Look through the data below and count each line where the word "left" appears. Reply with the count alone.

Figure content listings:
■ ■ ■ ■

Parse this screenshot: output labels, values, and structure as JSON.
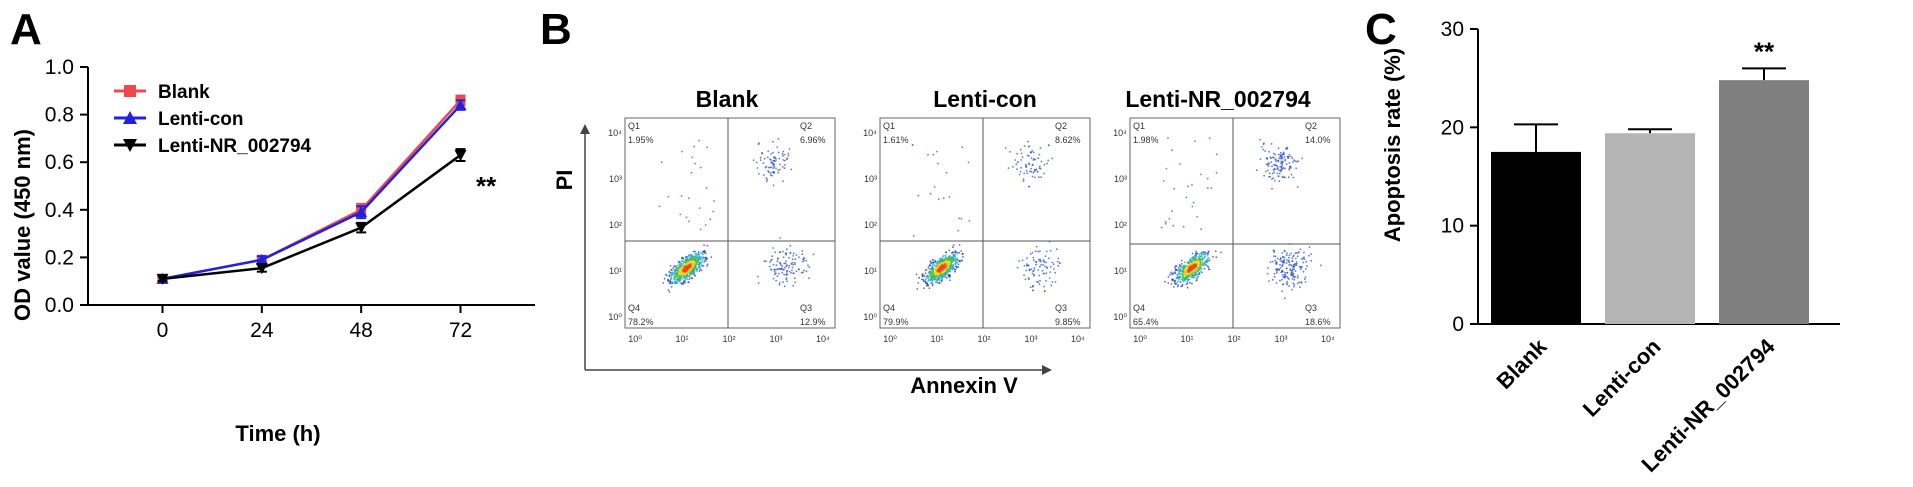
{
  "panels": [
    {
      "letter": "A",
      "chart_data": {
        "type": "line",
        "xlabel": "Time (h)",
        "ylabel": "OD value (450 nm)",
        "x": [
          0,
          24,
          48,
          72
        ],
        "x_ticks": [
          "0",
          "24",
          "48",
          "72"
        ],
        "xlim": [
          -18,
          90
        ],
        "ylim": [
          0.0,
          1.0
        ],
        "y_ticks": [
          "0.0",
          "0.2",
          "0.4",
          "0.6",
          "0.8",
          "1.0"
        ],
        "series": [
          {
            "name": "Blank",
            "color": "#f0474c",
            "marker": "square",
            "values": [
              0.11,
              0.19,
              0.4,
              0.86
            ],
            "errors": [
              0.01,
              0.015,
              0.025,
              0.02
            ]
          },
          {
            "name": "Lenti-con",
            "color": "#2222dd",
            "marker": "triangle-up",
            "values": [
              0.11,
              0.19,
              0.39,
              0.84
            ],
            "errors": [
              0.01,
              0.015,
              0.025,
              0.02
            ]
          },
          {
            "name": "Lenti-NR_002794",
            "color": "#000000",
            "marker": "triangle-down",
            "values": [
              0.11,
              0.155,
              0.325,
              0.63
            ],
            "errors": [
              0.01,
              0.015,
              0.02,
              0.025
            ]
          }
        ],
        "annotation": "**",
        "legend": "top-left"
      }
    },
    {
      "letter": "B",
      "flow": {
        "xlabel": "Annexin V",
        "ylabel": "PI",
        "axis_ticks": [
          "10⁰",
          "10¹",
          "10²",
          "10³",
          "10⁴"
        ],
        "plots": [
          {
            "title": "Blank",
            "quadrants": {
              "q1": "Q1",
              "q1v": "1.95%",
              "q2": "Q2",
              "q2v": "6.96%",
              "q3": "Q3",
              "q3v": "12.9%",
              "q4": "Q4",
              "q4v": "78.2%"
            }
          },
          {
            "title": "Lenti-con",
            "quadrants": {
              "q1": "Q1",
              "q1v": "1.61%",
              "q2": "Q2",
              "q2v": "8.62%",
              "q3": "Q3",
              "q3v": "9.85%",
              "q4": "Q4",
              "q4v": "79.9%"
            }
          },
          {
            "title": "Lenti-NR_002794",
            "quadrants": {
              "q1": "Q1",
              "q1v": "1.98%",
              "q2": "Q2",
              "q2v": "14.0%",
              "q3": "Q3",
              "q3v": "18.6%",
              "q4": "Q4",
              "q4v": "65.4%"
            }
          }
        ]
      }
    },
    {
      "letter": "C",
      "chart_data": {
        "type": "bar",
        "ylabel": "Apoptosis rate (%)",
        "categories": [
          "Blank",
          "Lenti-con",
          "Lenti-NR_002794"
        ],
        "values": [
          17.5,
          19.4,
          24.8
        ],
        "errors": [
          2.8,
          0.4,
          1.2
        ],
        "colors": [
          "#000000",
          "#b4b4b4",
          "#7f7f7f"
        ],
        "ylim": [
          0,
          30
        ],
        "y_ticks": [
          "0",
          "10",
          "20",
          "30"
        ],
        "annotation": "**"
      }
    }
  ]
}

■ ■ ■ ■

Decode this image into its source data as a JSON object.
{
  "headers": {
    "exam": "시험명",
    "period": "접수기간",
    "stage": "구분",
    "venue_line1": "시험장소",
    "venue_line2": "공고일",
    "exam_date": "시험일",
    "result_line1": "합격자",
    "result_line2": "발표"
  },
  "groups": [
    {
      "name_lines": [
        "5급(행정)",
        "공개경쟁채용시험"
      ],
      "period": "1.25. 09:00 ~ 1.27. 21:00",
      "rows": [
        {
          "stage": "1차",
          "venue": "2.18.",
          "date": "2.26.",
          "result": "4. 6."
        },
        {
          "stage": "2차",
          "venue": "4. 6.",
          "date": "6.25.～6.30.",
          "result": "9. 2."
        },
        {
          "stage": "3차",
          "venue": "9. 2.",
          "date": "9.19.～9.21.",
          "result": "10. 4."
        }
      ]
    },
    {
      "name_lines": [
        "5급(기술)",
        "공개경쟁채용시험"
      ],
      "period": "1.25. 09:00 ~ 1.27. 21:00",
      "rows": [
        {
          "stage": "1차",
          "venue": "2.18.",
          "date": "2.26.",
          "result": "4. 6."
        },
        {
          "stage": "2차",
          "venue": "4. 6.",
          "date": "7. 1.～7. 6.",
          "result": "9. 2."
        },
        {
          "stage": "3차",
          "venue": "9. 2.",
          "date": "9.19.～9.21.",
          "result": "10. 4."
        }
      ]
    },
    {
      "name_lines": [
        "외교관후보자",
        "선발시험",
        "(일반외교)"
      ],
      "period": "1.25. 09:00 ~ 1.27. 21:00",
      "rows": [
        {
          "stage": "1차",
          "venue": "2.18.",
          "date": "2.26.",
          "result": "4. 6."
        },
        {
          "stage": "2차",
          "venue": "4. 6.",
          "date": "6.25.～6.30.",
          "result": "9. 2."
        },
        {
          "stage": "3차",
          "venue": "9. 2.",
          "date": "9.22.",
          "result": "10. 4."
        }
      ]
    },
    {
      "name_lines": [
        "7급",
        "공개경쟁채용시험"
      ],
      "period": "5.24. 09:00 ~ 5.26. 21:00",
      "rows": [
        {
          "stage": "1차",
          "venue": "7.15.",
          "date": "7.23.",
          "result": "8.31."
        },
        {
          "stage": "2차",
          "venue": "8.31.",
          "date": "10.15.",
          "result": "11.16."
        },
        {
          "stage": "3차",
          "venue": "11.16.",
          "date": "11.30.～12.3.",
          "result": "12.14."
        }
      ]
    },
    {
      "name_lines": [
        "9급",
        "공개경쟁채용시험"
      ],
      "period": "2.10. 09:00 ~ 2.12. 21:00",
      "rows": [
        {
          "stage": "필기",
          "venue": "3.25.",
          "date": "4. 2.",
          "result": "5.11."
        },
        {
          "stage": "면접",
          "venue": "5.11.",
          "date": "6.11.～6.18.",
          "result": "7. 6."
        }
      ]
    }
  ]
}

■ ■ ■ ■

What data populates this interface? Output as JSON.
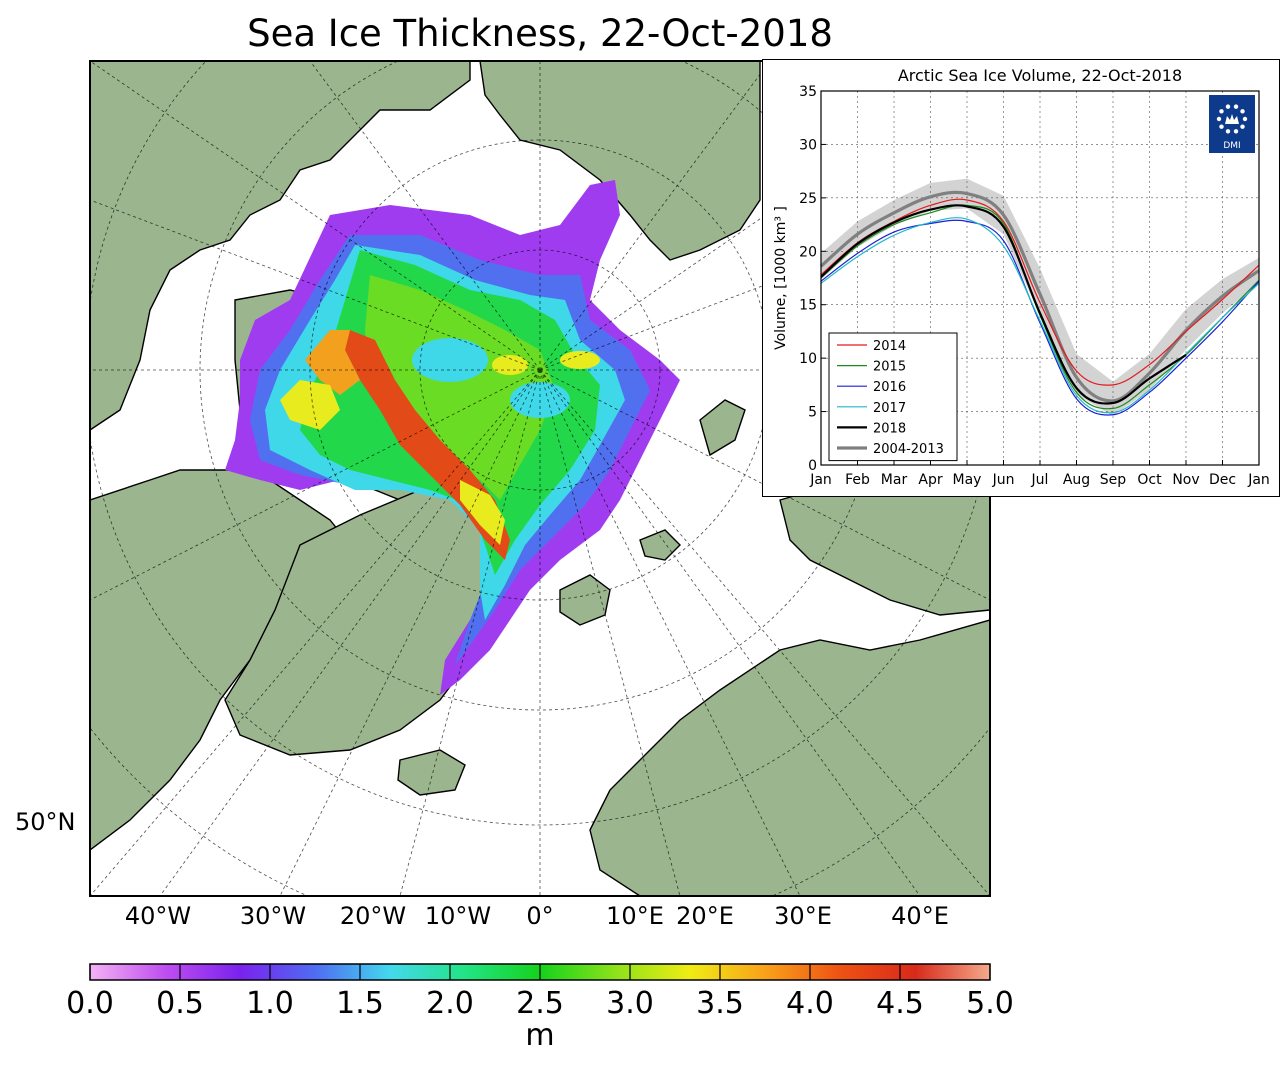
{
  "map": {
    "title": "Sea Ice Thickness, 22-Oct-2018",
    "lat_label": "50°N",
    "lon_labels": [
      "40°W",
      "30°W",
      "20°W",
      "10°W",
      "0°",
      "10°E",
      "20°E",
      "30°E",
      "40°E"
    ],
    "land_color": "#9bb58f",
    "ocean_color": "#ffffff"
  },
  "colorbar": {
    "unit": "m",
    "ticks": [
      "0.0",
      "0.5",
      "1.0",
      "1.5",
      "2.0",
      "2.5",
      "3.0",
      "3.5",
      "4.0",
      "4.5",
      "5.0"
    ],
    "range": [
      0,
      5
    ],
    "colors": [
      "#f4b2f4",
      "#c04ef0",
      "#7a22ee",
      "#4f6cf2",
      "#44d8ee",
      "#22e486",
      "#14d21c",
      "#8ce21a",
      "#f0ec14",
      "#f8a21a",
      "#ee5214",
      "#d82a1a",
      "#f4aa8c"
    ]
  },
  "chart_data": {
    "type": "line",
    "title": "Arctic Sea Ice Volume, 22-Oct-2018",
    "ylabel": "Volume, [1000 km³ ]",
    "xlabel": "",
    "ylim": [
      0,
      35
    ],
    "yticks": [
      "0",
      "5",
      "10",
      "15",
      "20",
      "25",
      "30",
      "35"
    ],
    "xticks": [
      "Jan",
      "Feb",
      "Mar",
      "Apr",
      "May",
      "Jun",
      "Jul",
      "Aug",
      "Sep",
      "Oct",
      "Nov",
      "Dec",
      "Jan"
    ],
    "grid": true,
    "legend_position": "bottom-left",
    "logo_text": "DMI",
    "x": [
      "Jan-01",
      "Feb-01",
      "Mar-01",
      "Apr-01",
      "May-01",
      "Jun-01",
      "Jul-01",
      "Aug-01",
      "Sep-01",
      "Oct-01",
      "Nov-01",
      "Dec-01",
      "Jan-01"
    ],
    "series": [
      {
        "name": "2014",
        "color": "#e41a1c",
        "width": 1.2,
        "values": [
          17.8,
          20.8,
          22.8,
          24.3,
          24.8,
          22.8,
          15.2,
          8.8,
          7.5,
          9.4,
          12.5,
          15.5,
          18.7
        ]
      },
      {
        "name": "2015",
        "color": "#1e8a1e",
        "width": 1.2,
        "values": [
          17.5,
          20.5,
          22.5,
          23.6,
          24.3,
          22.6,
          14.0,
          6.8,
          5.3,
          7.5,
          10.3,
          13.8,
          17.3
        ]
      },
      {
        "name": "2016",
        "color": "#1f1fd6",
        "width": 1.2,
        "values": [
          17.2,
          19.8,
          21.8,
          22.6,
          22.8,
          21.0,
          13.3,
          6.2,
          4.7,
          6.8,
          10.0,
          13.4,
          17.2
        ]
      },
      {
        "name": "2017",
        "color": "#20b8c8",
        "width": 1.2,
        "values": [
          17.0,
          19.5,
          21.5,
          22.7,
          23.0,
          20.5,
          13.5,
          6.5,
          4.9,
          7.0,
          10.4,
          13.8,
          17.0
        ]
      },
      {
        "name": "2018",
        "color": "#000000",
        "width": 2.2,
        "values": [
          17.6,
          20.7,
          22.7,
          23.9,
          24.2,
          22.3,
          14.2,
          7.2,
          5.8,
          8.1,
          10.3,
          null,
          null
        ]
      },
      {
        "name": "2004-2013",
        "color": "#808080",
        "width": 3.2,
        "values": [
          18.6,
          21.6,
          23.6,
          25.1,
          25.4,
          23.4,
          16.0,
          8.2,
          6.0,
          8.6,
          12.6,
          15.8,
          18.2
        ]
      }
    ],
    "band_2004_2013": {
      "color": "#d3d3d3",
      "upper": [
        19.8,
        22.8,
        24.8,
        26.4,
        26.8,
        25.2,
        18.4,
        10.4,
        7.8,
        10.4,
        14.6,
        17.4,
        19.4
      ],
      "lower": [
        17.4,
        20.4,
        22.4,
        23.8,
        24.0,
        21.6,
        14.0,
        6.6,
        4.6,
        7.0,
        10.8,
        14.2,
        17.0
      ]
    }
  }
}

■ ■ ■ ■

> _Response below_
2